What you need to do »
1 - Summarize the passage about Sherri Van Dorn's cancer in two sentences.
2 - Carry on the passage about Sherri Van Dorn's cancer from its final sentence.

Source text »
'''

Sherri Van Dorn has always been driven to help others. But her experience beating cancer at City of Hope has made her even more philosophical about life’s difficulties.
|Sherri Van Dorn’s battle with lymphoma inspired her to do even more to help others.|
“If I’m having a challenging day,” she says, “at least I’m alive to have that day.”
Sherri’s survival could not always be taken for granted. Although she had displayed no significant symptoms, in January 2007, the Indio police department employee was diagnosed with mantle cell lymphoma, a rare and aggressive blood and immune system cancer.
Almost immediately, Sherri began chemotherapy, and prepared to receive a hematopoietic cell transplant at City of Hope. She also participated in clinical trials for an advanced treatment called radioimmunotherapy.
“The entire year was basically devoted to kicking cancer’s butt,” she recalls.

'''

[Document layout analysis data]
'''

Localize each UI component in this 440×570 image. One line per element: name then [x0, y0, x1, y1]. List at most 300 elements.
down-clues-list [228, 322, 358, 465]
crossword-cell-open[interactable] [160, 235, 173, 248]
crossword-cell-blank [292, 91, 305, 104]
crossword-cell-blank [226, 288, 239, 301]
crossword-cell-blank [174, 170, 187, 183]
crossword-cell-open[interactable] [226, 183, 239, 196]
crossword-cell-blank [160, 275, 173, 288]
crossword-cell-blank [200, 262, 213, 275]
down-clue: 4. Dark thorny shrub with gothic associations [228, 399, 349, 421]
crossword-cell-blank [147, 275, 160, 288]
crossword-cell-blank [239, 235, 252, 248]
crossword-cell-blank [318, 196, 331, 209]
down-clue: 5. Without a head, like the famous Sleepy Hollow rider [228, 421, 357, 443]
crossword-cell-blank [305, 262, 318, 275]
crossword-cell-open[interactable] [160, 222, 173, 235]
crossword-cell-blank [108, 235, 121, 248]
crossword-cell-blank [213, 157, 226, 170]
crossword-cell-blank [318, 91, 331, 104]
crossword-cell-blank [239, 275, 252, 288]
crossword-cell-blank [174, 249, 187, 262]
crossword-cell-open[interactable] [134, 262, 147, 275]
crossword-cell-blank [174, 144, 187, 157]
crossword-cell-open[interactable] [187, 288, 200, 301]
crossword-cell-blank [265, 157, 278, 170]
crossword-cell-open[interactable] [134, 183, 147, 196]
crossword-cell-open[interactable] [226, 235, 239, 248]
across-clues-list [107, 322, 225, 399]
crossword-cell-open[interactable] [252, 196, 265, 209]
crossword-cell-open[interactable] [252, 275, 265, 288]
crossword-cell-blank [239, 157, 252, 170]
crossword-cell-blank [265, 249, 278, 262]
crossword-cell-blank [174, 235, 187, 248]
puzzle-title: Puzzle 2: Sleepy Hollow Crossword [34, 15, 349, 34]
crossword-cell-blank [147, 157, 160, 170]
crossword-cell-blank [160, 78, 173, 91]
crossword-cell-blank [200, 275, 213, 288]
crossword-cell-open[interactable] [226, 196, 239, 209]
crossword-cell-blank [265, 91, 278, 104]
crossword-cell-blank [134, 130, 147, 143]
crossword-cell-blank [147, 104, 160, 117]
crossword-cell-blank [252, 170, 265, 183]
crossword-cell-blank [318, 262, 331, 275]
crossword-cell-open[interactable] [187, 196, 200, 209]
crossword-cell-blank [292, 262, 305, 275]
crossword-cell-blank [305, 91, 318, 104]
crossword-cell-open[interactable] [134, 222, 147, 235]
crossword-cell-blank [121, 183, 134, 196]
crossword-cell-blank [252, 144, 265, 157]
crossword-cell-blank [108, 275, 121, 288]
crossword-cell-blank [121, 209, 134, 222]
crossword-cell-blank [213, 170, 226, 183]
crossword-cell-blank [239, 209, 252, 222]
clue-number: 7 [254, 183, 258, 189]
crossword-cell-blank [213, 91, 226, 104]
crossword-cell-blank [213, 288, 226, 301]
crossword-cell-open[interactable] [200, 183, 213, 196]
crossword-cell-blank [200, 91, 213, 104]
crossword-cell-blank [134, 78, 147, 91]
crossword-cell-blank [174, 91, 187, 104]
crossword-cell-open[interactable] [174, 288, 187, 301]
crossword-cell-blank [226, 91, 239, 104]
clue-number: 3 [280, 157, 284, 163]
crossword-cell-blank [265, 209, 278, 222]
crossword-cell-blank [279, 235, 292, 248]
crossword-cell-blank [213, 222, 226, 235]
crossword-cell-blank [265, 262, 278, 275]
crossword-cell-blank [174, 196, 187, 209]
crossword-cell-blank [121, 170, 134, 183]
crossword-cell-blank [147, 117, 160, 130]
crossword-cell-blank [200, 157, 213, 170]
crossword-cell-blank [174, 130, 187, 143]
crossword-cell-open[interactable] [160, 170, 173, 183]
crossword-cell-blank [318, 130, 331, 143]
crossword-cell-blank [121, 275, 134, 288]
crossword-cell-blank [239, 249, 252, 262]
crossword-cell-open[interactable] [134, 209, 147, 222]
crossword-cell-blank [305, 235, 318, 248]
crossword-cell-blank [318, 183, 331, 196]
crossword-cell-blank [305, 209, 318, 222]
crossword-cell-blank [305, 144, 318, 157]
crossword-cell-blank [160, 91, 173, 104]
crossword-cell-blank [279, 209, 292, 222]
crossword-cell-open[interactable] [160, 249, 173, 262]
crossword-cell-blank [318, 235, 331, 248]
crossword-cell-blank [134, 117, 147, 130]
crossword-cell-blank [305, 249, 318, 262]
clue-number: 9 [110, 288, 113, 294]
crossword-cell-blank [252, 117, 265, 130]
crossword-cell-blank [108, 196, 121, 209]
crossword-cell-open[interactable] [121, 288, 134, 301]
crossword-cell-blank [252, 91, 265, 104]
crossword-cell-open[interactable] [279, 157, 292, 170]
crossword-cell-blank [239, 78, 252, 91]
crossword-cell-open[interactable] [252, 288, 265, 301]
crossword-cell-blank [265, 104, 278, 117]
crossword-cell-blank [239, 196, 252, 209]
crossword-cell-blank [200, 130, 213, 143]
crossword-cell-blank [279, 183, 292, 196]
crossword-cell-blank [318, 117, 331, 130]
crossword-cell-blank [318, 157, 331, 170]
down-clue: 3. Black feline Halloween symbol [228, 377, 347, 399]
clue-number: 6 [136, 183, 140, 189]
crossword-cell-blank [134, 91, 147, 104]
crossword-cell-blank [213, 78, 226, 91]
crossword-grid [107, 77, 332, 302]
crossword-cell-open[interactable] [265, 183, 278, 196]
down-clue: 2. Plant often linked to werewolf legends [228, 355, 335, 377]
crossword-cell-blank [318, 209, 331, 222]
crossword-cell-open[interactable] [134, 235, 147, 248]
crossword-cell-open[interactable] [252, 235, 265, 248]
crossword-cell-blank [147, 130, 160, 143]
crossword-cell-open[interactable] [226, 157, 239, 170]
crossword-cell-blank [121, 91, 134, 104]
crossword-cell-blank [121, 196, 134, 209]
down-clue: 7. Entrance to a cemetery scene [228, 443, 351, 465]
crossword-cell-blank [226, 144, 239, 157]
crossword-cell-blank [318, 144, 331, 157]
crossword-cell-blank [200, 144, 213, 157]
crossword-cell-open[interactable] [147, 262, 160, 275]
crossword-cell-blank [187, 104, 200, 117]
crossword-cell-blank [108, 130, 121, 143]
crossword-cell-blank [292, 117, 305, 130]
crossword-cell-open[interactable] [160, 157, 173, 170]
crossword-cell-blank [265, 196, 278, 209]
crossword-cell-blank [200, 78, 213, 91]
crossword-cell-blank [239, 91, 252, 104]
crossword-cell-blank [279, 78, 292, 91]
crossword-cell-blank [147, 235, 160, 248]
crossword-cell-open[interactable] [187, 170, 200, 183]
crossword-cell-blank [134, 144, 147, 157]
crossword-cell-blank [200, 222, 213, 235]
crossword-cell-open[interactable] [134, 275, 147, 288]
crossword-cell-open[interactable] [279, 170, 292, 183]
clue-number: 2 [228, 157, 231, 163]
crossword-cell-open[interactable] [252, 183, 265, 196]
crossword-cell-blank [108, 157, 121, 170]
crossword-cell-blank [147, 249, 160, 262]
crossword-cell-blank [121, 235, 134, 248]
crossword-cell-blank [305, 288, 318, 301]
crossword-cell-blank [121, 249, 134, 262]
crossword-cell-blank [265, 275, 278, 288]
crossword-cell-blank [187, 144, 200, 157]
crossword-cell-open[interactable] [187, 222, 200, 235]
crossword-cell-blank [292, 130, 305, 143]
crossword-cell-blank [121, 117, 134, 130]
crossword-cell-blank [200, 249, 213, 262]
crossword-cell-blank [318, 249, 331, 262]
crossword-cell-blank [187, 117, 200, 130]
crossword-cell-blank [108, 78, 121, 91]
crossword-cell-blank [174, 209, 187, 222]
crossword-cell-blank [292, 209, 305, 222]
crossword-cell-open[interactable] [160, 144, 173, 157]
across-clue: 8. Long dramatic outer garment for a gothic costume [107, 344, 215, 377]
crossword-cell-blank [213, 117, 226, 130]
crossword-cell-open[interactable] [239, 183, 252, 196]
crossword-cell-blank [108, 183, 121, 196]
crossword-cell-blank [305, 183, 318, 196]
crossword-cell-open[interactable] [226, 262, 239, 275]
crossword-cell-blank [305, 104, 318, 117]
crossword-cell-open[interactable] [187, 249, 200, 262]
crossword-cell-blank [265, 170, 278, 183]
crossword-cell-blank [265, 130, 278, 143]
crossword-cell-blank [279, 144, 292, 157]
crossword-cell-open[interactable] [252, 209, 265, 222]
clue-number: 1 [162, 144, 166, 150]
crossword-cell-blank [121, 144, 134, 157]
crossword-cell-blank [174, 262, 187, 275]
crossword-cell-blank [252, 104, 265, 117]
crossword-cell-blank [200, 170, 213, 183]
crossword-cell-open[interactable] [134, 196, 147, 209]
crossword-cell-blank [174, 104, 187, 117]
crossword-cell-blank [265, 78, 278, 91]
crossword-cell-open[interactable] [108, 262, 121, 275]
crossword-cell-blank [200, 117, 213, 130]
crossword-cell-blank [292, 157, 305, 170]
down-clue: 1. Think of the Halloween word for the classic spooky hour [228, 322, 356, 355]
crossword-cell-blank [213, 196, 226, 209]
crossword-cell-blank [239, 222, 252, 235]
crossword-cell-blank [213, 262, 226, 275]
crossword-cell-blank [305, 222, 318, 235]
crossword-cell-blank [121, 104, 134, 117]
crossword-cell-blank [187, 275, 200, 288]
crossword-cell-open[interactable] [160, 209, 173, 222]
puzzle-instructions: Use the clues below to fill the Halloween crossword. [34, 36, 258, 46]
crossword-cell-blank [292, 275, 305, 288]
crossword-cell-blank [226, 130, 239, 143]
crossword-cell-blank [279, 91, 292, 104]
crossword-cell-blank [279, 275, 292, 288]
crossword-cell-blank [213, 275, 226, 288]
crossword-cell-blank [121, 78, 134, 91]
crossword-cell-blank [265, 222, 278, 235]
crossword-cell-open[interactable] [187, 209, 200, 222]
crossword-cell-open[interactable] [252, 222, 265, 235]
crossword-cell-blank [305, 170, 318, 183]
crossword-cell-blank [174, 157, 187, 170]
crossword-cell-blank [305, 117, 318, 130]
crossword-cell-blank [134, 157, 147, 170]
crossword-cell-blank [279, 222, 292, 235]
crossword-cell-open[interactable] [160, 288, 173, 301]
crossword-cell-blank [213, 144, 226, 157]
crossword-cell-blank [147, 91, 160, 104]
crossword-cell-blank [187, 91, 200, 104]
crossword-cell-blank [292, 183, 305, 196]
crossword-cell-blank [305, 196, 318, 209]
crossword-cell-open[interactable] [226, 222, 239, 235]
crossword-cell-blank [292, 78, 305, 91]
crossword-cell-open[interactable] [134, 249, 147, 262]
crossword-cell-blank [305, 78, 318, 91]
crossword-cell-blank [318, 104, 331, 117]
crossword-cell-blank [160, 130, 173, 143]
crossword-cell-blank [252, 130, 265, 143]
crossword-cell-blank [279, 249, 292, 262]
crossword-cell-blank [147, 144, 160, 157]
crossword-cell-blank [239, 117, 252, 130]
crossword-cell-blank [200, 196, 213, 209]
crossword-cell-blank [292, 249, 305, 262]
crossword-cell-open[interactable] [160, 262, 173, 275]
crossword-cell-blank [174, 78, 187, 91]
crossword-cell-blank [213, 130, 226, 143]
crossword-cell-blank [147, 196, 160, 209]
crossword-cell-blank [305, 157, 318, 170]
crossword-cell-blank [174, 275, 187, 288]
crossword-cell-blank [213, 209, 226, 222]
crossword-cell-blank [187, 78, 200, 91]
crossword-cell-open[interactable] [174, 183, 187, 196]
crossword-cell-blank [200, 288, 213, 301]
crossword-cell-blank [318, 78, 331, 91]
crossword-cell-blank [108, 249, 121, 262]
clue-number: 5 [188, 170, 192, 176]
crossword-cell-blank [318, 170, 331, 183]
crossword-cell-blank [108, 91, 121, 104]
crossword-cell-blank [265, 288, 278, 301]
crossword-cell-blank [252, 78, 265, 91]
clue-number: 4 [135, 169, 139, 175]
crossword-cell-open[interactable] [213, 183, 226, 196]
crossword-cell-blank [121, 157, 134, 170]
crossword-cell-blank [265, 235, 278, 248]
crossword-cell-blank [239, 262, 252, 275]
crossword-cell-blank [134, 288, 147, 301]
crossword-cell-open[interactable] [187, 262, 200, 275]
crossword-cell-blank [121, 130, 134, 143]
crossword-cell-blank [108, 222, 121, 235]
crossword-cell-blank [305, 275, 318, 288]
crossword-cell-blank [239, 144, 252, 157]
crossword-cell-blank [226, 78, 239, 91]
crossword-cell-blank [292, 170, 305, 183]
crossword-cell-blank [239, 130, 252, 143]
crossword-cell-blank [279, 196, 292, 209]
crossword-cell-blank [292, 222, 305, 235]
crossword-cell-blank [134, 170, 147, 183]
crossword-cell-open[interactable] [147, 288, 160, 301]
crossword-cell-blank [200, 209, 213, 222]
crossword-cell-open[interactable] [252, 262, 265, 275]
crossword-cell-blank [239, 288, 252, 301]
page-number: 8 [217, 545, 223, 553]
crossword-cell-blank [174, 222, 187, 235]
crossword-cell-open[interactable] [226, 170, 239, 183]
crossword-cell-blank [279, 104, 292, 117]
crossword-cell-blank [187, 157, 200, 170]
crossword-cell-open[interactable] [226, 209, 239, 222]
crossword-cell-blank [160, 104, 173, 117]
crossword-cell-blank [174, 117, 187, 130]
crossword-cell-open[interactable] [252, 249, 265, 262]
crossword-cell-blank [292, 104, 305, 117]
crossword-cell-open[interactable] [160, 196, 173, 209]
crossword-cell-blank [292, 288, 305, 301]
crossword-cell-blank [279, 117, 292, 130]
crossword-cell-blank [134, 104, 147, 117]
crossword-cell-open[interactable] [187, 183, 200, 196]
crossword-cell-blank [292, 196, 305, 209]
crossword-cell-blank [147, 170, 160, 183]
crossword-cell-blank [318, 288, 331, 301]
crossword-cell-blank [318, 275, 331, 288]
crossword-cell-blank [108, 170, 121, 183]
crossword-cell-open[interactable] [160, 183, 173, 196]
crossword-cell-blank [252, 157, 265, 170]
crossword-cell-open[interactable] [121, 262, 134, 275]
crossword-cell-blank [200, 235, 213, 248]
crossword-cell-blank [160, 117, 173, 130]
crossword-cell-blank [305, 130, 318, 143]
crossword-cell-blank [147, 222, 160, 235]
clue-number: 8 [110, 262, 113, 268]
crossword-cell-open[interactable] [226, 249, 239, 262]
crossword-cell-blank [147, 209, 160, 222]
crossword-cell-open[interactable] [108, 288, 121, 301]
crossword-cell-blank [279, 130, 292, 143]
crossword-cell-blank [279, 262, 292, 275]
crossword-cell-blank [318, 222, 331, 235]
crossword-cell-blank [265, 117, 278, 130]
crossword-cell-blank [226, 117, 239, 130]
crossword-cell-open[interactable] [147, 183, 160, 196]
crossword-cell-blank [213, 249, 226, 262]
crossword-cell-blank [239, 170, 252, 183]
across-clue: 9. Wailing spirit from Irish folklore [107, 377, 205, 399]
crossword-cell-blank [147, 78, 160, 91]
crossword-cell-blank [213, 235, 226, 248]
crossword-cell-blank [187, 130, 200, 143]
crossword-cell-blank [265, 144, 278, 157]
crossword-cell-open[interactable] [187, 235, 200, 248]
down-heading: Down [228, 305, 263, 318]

'''

Answers per task »
1 - In January 2007, Sherri Van Dorn, an Indio police department employee with no significant symptoms, was diagnosed with mantle cell lymphoma, a rare and aggressive blood and immune system cancer. She began chemotherapy almost immediately, prepared for a hematopoietic cell transplant at City of Hope, and joined clinical trials for radioimmunotherapy, and beating the cancer made her even more philosophical about life's difficulties.

2 -
Sherri credits her faith, her family and City of Hope’s patient-focused care with helping her survive the ordeal. Engaged shortly before her diagnosis, Sherri and her fiancé accelerated their schedule so they could be married before her transplant.
Today, Sherri is free of cancer and more active than ever. She and her family have organized a blood drive for local hospitals. She also acts as an advocate for lymphoma patients and speaks to community groups.
“I try to keep my eyes and ears open, and not miss an opportunity to give back,” she says. “That’s the one gift I would want to give everyone: to think positively and to be thankful for each and every day.”